## GIVEN REQUEST
Copy every line of the entries that includes the word "title".

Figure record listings
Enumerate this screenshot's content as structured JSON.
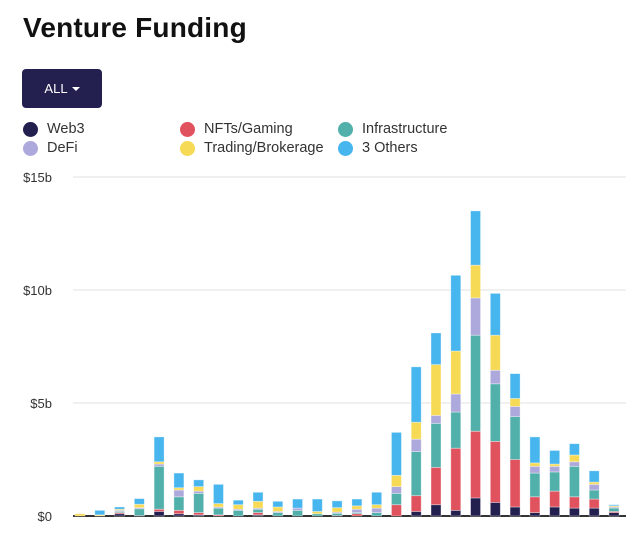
{
  "title": "Venture Funding",
  "filter_button": {
    "label": "ALL",
    "icon": "caret-down-icon"
  },
  "chart_data": {
    "type": "bar",
    "stacked": true,
    "title": "Venture Funding",
    "xlabel": "",
    "ylabel": "",
    "ylim": [
      0,
      15
    ],
    "yticks": [
      {
        "value": 0,
        "label": "$0"
      },
      {
        "value": 5,
        "label": "$5b"
      },
      {
        "value": 10,
        "label": "$10b"
      },
      {
        "value": 15,
        "label": "$15b"
      }
    ],
    "grid": true,
    "legend_position": "top-left",
    "series": [
      {
        "name": "Web3",
        "color": "#23204f",
        "values": [
          0,
          0,
          0.1,
          0.02,
          0.2,
          0.1,
          0.05,
          0,
          0,
          0.05,
          0,
          0,
          0,
          0.02,
          0,
          0,
          0,
          0.2,
          0.5,
          0.25,
          0.8,
          0.6,
          0.4,
          0.15,
          0.4,
          0.35,
          0.35,
          0.15
        ]
      },
      {
        "name": "NFTs/Gaming",
        "color": "#e0525e",
        "values": [
          0,
          0,
          0.05,
          0,
          0.1,
          0.15,
          0.1,
          0.05,
          0,
          0.1,
          0,
          0,
          0,
          0,
          0.1,
          0,
          0.5,
          0.7,
          1.65,
          2.75,
          2.95,
          2.7,
          2.1,
          0.7,
          0.7,
          0.5,
          0.4,
          0.05
        ]
      },
      {
        "name": "Infrastructure",
        "color": "#52b0ab",
        "values": [
          0,
          0,
          0.05,
          0.3,
          1.9,
          0.6,
          0.85,
          0.3,
          0.25,
          0.15,
          0.15,
          0.25,
          0.1,
          0.1,
          0.05,
          0.15,
          0.5,
          1.95,
          1.95,
          1.6,
          4.25,
          2.55,
          1.9,
          1.05,
          0.85,
          1.35,
          0.4,
          0.15
        ]
      },
      {
        "name": "DeFi",
        "color": "#aea9dc",
        "values": [
          0,
          0,
          0.05,
          0.05,
          0.1,
          0.3,
          0.1,
          0.05,
          0.05,
          0.05,
          0.05,
          0.1,
          0,
          0.05,
          0.15,
          0.2,
          0.3,
          0.55,
          0.35,
          0.8,
          1.65,
          0.6,
          0.45,
          0.3,
          0.25,
          0.2,
          0.25,
          0.05
        ]
      },
      {
        "name": "Trading/Brokerage",
        "color": "#f6da55",
        "values": [
          0.1,
          0.05,
          0.05,
          0.15,
          0.1,
          0.1,
          0.2,
          0.15,
          0.2,
          0.3,
          0.2,
          0,
          0.1,
          0.2,
          0.15,
          0.15,
          0.5,
          0.75,
          2.25,
          1.9,
          1.45,
          1.55,
          0.35,
          0.15,
          0.1,
          0.3,
          0.1,
          0.05
        ]
      },
      {
        "name": "3 Others",
        "color": "#47b5ee",
        "values": [
          0,
          0.2,
          0.1,
          0.25,
          1.1,
          0.65,
          0.3,
          0.85,
          0.2,
          0.4,
          0.25,
          0.4,
          0.55,
          0.3,
          0.3,
          0.55,
          1.9,
          2.45,
          1.4,
          3.35,
          2.4,
          1.85,
          1.1,
          1.15,
          0.6,
          0.5,
          0.5,
          0.05
        ]
      }
    ]
  }
}
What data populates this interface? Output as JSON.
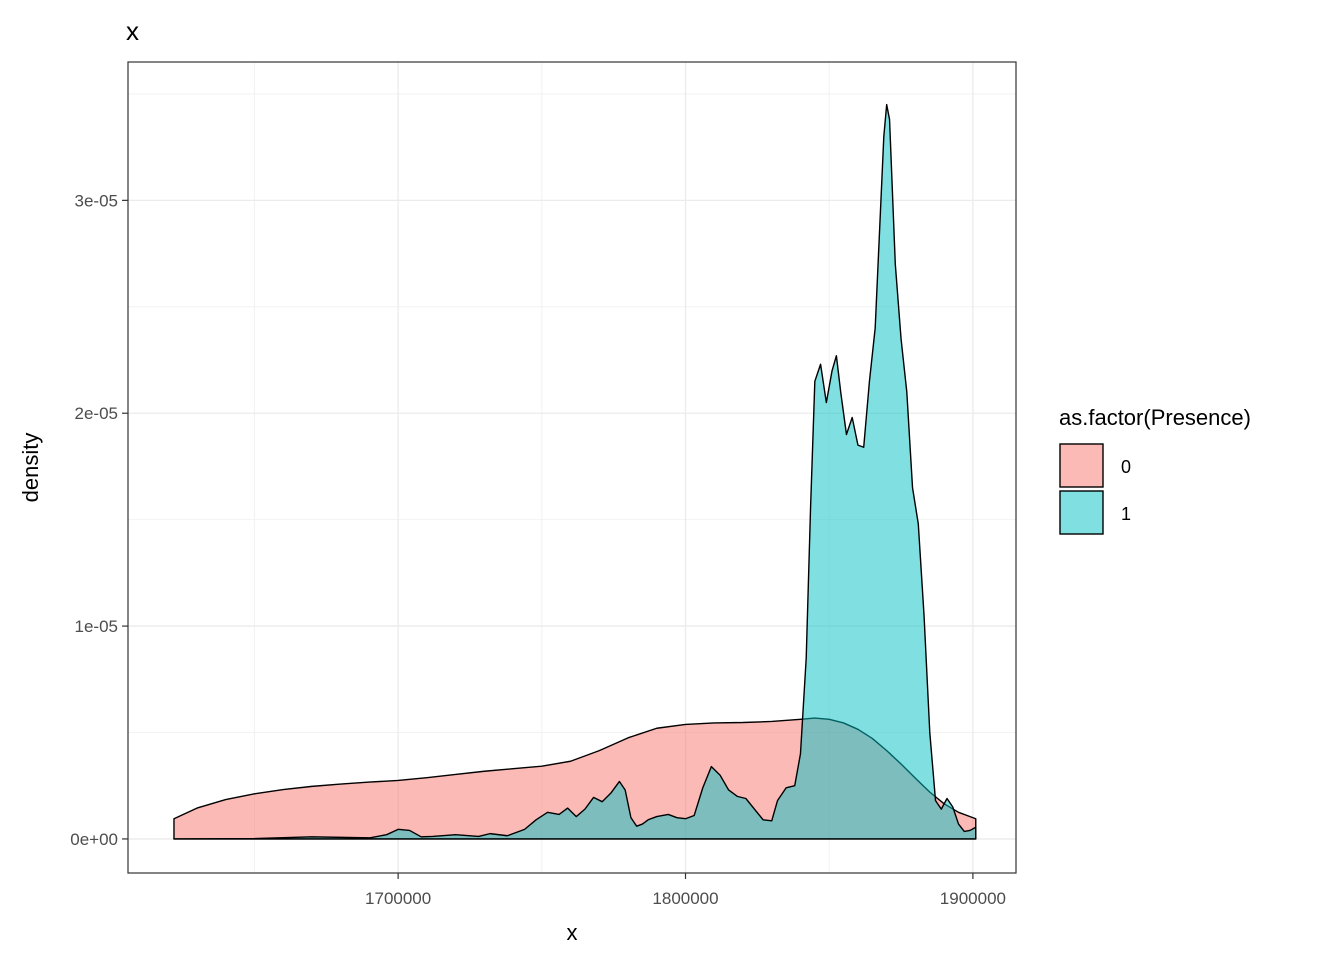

## EXERCISE RESULT
  "title": "Venture Funding",
    "title": "Venture Funding",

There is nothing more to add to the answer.